What is expected
What follows is a set of entries. Repeat them exactly, but not their pictures.

Source data
++++++++++++++++++++

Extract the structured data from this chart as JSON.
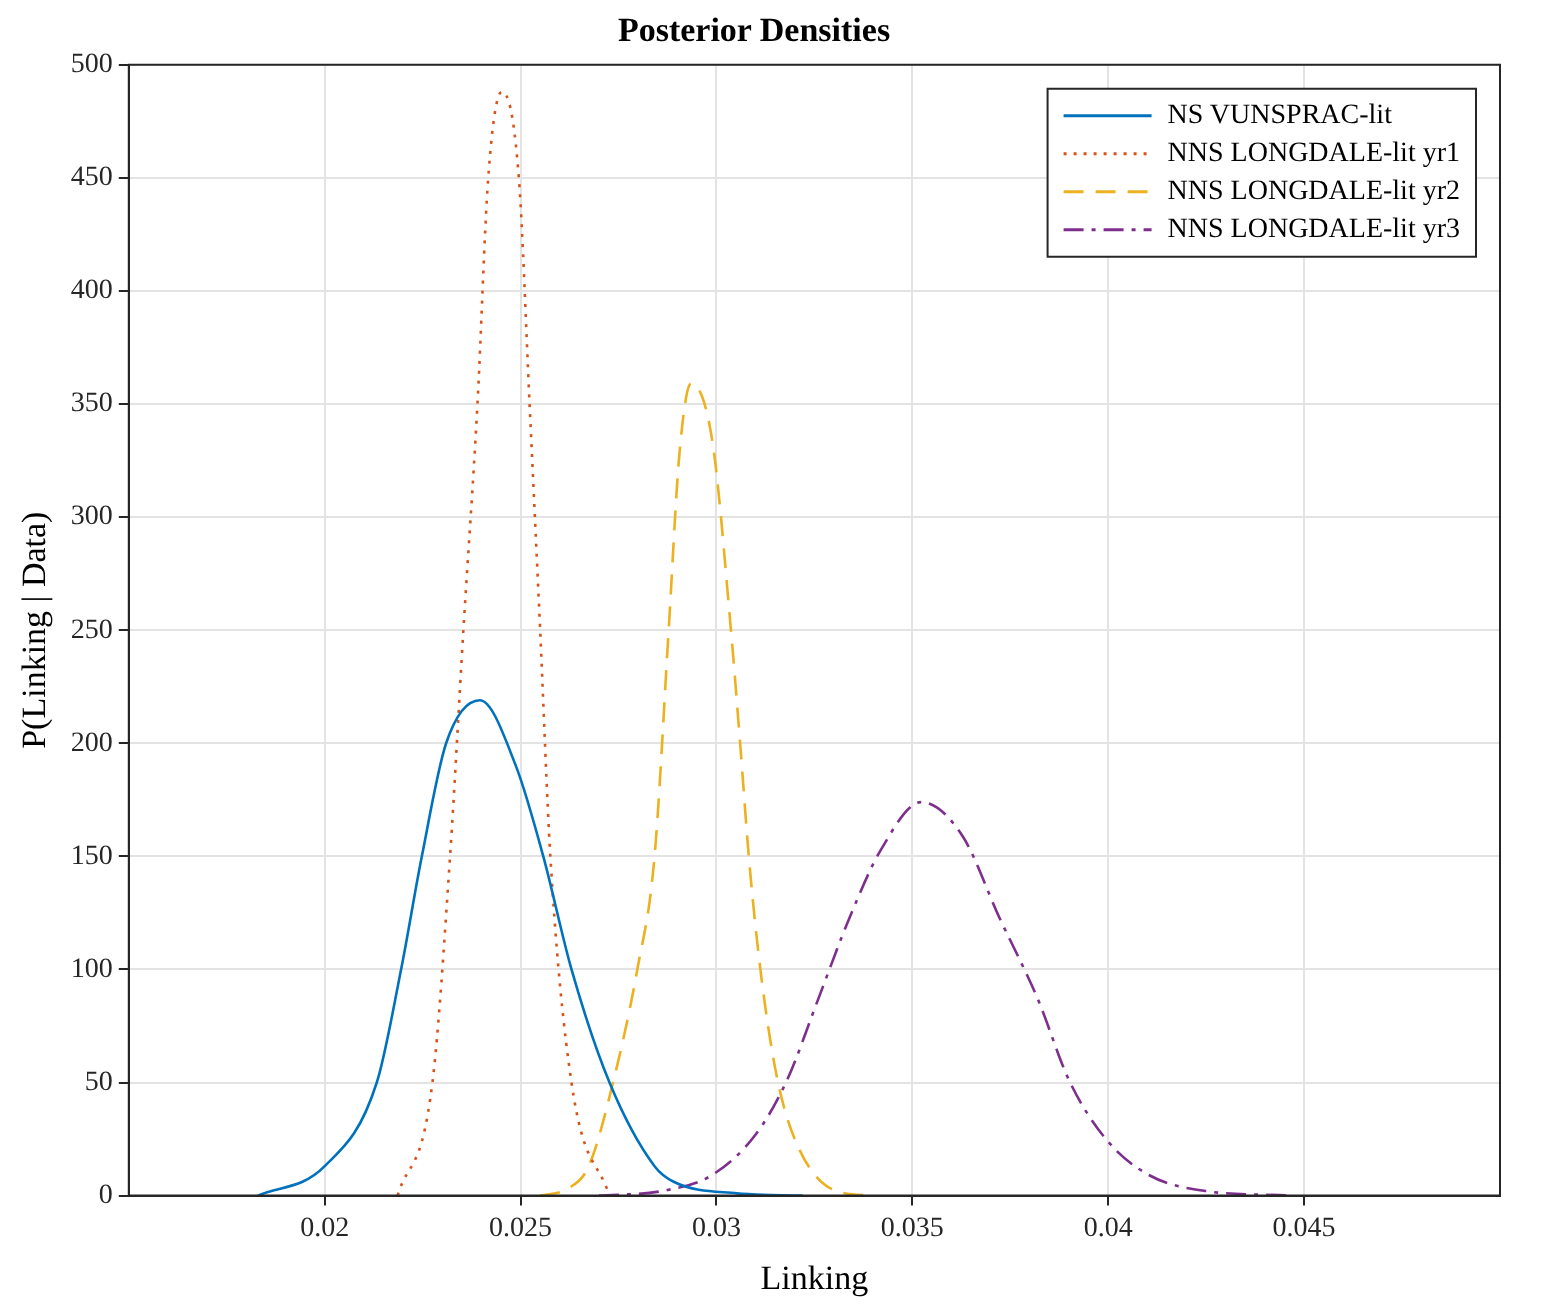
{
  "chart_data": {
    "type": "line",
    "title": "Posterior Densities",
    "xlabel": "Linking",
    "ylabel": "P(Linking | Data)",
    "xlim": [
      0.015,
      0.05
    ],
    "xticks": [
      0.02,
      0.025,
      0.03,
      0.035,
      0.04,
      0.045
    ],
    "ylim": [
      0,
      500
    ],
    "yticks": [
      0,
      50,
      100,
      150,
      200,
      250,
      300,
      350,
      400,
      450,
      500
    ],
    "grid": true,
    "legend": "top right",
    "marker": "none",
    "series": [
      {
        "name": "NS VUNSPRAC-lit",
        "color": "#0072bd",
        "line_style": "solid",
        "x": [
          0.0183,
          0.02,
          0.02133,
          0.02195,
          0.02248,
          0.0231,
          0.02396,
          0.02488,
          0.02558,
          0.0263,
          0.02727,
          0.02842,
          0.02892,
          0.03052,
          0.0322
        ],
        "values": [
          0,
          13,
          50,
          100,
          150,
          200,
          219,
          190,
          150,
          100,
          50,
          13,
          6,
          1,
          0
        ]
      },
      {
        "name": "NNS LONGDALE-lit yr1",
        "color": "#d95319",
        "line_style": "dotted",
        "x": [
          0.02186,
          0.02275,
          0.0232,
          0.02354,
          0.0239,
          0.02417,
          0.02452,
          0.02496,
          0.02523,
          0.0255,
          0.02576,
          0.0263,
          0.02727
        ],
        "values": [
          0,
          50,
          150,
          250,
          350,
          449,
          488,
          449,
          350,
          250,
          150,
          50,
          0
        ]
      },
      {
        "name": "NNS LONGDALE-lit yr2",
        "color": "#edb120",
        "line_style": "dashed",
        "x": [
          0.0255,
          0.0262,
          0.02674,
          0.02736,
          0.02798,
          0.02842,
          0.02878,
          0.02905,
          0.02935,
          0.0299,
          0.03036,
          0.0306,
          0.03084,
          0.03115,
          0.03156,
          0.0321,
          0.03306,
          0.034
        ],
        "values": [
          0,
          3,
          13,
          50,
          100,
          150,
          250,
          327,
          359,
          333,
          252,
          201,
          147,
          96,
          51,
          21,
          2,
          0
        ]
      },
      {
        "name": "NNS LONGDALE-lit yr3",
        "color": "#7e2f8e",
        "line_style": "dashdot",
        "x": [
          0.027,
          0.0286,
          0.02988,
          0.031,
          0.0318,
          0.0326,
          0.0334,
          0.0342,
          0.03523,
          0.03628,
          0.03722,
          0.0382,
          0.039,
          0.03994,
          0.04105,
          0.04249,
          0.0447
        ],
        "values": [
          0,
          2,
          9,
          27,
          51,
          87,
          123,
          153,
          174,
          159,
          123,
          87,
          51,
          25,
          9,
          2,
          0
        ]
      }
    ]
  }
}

++++++++++++++++++++

Completed exercise
Extract the structured data from this chart as JSON.
{
  "chart_data": {
    "type": "line",
    "title": "Posterior Densities",
    "xlabel": "Linking",
    "ylabel": "P(Linking | Data)",
    "xlim": [
      0.015,
      0.05
    ],
    "xticks": [
      0.02,
      0.025,
      0.03,
      0.035,
      0.04,
      0.045
    ],
    "ylim": [
      0,
      500
    ],
    "yticks": [
      0,
      50,
      100,
      150,
      200,
      250,
      300,
      350,
      400,
      450,
      500
    ],
    "grid": true,
    "legend": "top right",
    "marker": "none",
    "series": [
      {
        "name": "NS VUNSPRAC-lit",
        "color": "#0072bd",
        "line_style": "solid",
        "x": [
          0.0183,
          0.02,
          0.02133,
          0.02195,
          0.02248,
          0.0231,
          0.02396,
          0.02488,
          0.02558,
          0.0263,
          0.02727,
          0.02842,
          0.02892,
          0.03052,
          0.0322
        ],
        "values": [
          0,
          13,
          50,
          100,
          150,
          200,
          219,
          190,
          150,
          100,
          50,
          13,
          6,
          1,
          0
        ]
      },
      {
        "name": "NNS LONGDALE-lit yr1",
        "color": "#d95319",
        "line_style": "dotted",
        "x": [
          0.02186,
          0.02275,
          0.0232,
          0.02354,
          0.0239,
          0.02417,
          0.02452,
          0.02496,
          0.02523,
          0.0255,
          0.02576,
          0.0263,
          0.02727
        ],
        "values": [
          0,
          50,
          150,
          250,
          350,
          449,
          488,
          449,
          350,
          250,
          150,
          50,
          0
        ]
      },
      {
        "name": "NNS LONGDALE-lit yr2",
        "color": "#edb120",
        "line_style": "dashed",
        "x": [
          0.0255,
          0.0262,
          0.02674,
          0.02736,
          0.02798,
          0.02842,
          0.02878,
          0.02905,
          0.02935,
          0.0299,
          0.03036,
          0.0306,
          0.03084,
          0.03115,
          0.03156,
          0.0321,
          0.03306,
          0.034
        ],
        "values": [
          0,
          3,
          13,
          50,
          100,
          150,
          250,
          327,
          359,
          333,
          252,
          201,
          147,
          96,
          51,
          21,
          2,
          0
        ]
      },
      {
        "name": "NNS LONGDALE-lit yr3",
        "color": "#7e2f8e",
        "line_style": "dashdot",
        "x": [
          0.027,
          0.0286,
          0.02988,
          0.031,
          0.0318,
          0.0326,
          0.0334,
          0.0342,
          0.03523,
          0.03628,
          0.03722,
          0.0382,
          0.039,
          0.03994,
          0.04105,
          0.04249,
          0.0447
        ],
        "values": [
          0,
          2,
          9,
          27,
          51,
          87,
          123,
          153,
          174,
          159,
          123,
          87,
          51,
          25,
          9,
          2,
          0
        ]
      }
    ]
  }
}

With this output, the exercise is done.